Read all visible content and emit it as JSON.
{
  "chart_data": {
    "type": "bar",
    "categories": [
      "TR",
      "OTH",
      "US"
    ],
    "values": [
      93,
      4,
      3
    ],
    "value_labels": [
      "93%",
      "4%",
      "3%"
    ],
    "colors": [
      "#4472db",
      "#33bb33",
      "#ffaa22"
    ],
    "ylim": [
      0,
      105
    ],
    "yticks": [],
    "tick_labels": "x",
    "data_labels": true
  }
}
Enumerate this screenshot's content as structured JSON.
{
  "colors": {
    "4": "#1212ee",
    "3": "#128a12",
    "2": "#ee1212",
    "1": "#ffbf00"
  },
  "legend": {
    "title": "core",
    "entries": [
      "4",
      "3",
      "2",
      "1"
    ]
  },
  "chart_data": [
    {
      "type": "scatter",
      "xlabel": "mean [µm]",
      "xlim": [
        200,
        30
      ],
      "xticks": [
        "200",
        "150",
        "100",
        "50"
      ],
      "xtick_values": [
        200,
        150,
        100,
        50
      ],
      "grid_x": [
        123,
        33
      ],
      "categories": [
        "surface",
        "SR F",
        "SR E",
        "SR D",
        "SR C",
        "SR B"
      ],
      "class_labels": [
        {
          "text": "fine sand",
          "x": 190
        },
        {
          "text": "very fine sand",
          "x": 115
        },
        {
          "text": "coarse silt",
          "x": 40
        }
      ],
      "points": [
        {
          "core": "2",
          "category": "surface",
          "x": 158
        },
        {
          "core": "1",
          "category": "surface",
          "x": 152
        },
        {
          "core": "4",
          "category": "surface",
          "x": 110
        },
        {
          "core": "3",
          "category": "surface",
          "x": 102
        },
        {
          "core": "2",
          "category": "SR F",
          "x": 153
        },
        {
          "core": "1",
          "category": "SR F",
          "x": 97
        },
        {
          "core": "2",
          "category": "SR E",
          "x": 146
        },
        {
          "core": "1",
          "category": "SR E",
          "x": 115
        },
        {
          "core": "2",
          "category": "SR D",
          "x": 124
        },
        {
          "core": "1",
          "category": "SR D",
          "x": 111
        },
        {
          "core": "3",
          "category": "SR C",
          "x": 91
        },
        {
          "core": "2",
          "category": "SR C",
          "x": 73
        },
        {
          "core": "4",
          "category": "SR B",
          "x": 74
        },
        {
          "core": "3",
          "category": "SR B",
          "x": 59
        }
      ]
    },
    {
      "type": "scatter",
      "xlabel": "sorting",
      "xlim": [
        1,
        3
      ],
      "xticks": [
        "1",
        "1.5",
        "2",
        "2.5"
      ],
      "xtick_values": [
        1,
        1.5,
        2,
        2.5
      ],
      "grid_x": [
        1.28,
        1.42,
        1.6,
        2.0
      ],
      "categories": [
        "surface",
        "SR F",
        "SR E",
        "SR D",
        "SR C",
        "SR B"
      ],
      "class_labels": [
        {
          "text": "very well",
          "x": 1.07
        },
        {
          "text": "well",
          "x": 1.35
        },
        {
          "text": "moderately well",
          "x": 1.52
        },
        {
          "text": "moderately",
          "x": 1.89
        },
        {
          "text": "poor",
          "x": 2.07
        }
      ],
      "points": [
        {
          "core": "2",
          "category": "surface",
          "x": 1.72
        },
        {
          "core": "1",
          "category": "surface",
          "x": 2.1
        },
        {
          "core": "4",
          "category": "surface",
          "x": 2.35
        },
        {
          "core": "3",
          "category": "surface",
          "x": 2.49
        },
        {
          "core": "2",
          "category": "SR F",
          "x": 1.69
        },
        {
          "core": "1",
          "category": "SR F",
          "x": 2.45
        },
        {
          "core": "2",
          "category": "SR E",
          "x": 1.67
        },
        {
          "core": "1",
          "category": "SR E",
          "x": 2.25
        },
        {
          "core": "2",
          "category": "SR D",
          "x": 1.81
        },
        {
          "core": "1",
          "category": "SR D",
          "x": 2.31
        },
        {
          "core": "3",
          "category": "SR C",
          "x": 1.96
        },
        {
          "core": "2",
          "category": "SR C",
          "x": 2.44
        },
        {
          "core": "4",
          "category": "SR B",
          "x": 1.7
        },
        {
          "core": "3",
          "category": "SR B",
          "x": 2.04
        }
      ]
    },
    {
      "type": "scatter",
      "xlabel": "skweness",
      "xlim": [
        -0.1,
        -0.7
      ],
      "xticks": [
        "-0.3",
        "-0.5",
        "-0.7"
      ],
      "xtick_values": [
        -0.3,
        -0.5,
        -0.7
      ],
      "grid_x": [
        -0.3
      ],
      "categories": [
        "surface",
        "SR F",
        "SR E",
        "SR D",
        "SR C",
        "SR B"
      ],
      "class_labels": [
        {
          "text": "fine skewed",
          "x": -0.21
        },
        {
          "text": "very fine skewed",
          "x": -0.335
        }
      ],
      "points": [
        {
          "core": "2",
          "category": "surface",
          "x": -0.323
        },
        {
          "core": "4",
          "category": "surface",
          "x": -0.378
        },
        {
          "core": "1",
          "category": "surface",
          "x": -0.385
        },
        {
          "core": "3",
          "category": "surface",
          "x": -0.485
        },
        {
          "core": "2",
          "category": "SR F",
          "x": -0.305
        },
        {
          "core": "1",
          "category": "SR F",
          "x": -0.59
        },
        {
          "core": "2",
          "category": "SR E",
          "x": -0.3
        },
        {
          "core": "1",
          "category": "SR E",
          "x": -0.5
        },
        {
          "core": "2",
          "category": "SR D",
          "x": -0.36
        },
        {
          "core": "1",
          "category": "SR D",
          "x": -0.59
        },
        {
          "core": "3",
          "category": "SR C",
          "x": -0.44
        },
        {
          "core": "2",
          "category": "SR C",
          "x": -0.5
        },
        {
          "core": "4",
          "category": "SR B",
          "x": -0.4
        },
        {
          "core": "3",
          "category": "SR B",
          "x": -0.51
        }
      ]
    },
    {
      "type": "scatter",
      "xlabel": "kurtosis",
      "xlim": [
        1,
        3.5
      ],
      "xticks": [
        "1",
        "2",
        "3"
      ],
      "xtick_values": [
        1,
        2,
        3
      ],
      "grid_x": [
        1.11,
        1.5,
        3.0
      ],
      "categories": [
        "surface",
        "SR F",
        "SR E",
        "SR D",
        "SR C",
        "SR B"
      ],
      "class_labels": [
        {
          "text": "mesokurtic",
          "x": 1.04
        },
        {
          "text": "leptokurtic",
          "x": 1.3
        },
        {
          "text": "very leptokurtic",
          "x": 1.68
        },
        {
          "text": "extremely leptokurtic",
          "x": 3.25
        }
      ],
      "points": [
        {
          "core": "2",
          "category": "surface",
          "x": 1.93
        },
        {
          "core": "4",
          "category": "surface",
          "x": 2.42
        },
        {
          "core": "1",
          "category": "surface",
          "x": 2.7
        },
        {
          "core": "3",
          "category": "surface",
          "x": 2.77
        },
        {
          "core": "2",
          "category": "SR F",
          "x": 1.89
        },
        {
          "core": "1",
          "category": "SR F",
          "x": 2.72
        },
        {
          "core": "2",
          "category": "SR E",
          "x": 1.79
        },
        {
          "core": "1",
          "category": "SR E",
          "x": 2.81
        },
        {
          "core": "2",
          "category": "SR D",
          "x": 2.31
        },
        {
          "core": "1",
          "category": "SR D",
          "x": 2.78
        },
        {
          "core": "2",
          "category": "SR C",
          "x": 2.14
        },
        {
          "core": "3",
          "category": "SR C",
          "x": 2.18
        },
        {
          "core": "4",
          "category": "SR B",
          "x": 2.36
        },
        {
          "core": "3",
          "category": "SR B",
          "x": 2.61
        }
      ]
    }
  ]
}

+ + + + +

> REQUIRED TASK:
Copy out each line above, character for character.

> ANSWER IN FULL:
Read all visible content and emit it as JSON.
{
  "chart_data": {
    "type": "bar",
    "categories": [
      "TR",
      "OTH",
      "US"
    ],
    "values": [
      93,
      4,
      3
    ],
    "value_labels": [
      "93%",
      "4%",
      "3%"
    ],
    "colors": [
      "#4472db",
      "#33bb33",
      "#ffaa22"
    ],
    "ylim": [
      0,
      105
    ],
    "yticks": [],
    "tick_labels": "x",
    "data_labels": true
  }
}
Enumerate this screenshot's content as structured JSON.
{
  "colors": {
    "4": "#1212ee",
    "3": "#128a12",
    "2": "#ee1212",
    "1": "#ffbf00"
  },
  "legend": {
    "title": "core",
    "entries": [
      "4",
      "3",
      "2",
      "1"
    ]
  },
  "chart_data": [
    {
      "type": "scatter",
      "xlabel": "mean [µm]",
      "xlim": [
        200,
        30
      ],
      "xticks": [
        "200",
        "150",
        "100",
        "50"
      ],
      "xtick_values": [
        200,
        150,
        100,
        50
      ],
      "grid_x": [
        123,
        33
      ],
      "categories": [
        "surface",
        "SR F",
        "SR E",
        "SR D",
        "SR C",
        "SR B"
      ],
      "class_labels": [
        {
          "text": "fine sand",
          "x": 190
        },
        {
          "text": "very fine sand",
          "x": 115
        },
        {
          "text": "coarse silt",
          "x": 40
        }
      ],
      "points": [
        {
          "core": "2",
          "category": "surface",
          "x": 158
        },
        {
          "core": "1",
          "category": "surface",
          "x": 152
        },
        {
          "core": "4",
          "category": "surface",
          "x": 110
        },
        {
          "core": "3",
          "category": "surface",
          "x": 102
        },
        {
          "core": "2",
          "category": "SR F",
          "x": 153
        },
        {
          "core": "1",
          "category": "SR F",
          "x": 97
        },
        {
          "core": "2",
          "category": "SR E",
          "x": 146
        },
        {
          "core": "1",
          "category": "SR E",
          "x": 115
        },
        {
          "core": "2",
          "category": "SR D",
          "x": 124
        },
        {
          "core": "1",
          "category": "SR D",
          "x": 111
        },
        {
          "core": "3",
          "category": "SR C",
          "x": 91
        },
        {
          "core": "2",
          "category": "SR C",
          "x": 73
        },
        {
          "core": "4",
          "category": "SR B",
          "x": 74
        },
        {
          "core": "3",
          "category": "SR B",
          "x": 59
        }
      ]
    },
    {
      "type": "scatter",
      "xlabel": "sorting",
      "xlim": [
        1,
        3
      ],
      "xticks": [
        "1",
        "1.5",
        "2",
        "2.5"
      ],
      "xtick_values": [
        1,
        1.5,
        2,
        2.5
      ],
      "grid_x": [
        1.28,
        1.42,
        1.6,
        2.0
      ],
      "categories": [
        "surface",
        "SR F",
        "SR E",
        "SR D",
        "SR C",
        "SR B"
      ],
      "class_labels": [
        {
          "text": "very well",
          "x": 1.07
        },
        {
          "text": "well",
          "x": 1.35
        },
        {
          "text": "moderately well",
          "x": 1.52
        },
        {
          "text": "moderately",
          "x": 1.89
        },
        {
          "text": "poor",
          "x": 2.07
        }
      ],
      "points": [
        {
          "core": "2",
          "category": "surface",
          "x": 1.72
        },
        {
          "core": "1",
          "category": "surface",
          "x": 2.1
        },
        {
          "core": "4",
          "category": "surface",
          "x": 2.35
        },
        {
          "core": "3",
          "category": "surface",
          "x": 2.49
        },
        {
          "core": "2",
          "category": "SR F",
          "x": 1.69
        },
        {
          "core": "1",
          "category": "SR F",
          "x": 2.45
        },
        {
          "core": "2",
          "category": "SR E",
          "x": 1.67
        },
        {
          "core": "1",
          "category": "SR E",
          "x": 2.25
        },
        {
          "core": "2",
          "category": "SR D",
          "x": 1.81
        },
        {
          "core": "1",
          "category": "SR D",
          "x": 2.31
        },
        {
          "core": "3",
          "category": "SR C",
          "x": 1.96
        },
        {
          "core": "2",
          "category": "SR C",
          "x": 2.44
        },
        {
          "core": "4",
          "category": "SR B",
          "x": 1.7
        },
        {
          "core": "3",
          "category": "SR B",
          "x": 2.04
        }
      ]
    },
    {
      "type": "scatter",
      "xlabel": "skweness",
      "xlim": [
        -0.1,
        -0.7
      ],
      "xticks": [
        "-0.3",
        "-0.5",
        "-0.7"
      ],
      "xtick_values": [
        -0.3,
        -0.5,
        -0.7
      ],
      "grid_x": [
        -0.3
      ],
      "categories": [
        "surface",
        "SR F",
        "SR E",
        "SR D",
        "SR C",
        "SR B"
      ],
      "class_labels": [
        {
          "text": "fine skewed",
          "x": -0.21
        },
        {
          "text": "very fine skewed",
          "x": -0.335
        }
      ],
      "points": [
        {
          "core": "2",
          "category": "surface",
          "x": -0.323
        },
        {
          "core": "4",
          "category": "surface",
          "x": -0.378
        },
        {
          "core": "1",
          "category": "surface",
          "x": -0.385
        },
        {
          "core": "3",
          "category": "surface",
          "x": -0.485
        },
        {
          "core": "2",
          "category": "SR F",
          "x": -0.305
        },
        {
          "core": "1",
          "category": "SR F",
          "x": -0.59
        },
        {
          "core": "2",
          "category": "SR E",
          "x": -0.3
        },
        {
          "core": "1",
          "category": "SR E",
          "x": -0.5
        },
        {
          "core": "2",
          "category": "SR D",
          "x": -0.36
        },
        {
          "core": "1",
          "category": "SR D",
          "x": -0.59
        },
        {
          "core": "3",
          "category": "SR C",
          "x": -0.44
        },
        {
          "core": "2",
          "category": "SR C",
          "x": -0.5
        },
        {
          "core": "4",
          "category": "SR B",
          "x": -0.4
        },
        {
          "core": "3",
          "category": "SR B",
          "x": -0.51
        }
      ]
    },
    {
      "type": "scatter",
      "xlabel": "kurtosis",
      "xlim": [
        1,
        3.5
      ],
      "xticks": [
        "1",
        "2",
        "3"
      ],
      "xtick_values": [
        1,
        2,
        3
      ],
      "grid_x": [
        1.11,
        1.5,
        3.0
      ],
      "categories": [
        "surface",
        "SR F",
        "SR E",
        "SR D",
        "SR C",
        "SR B"
      ],
      "class_labels": [
        {
          "text": "mesokurtic",
          "x": 1.04
        },
        {
          "text": "leptokurtic",
          "x": 1.3
        },
        {
          "text": "very leptokurtic",
          "x": 1.68
        },
        {
          "text": "extremely leptokurtic",
          "x": 3.25
        }
      ],
      "points": [
        {
          "core": "2",
          "category": "surface",
          "x": 1.93
        },
        {
          "core": "4",
          "category": "surface",
          "x": 2.42
        },
        {
          "core": "1",
          "category": "surface",
          "x": 2.7
        },
        {
          "core": "3",
          "category": "surface",
          "x": 2.77
        },
        {
          "core": "2",
          "category": "SR F",
          "x": 1.89
        },
        {
          "core": "1",
          "category": "SR F",
          "x": 2.72
        },
        {
          "core": "2",
          "category": "SR E",
          "x": 1.79
        },
        {
          "core": "1",
          "category": "SR E",
          "x": 2.81
        },
        {
          "core": "2",
          "category": "SR D",
          "x": 2.31
        },
        {
          "core": "1",
          "category": "SR D",
          "x": 2.78
        },
        {
          "core": "2",
          "category": "SR C",
          "x": 2.14
        },
        {
          "core": "3",
          "category": "SR C",
          "x": 2.18
        },
        {
          "core": "4",
          "category": "SR B",
          "x": 2.36
        },
        {
          "core": "3",
          "category": "SR B",
          "x": 2.61
        }
      ]
    }
  ]
}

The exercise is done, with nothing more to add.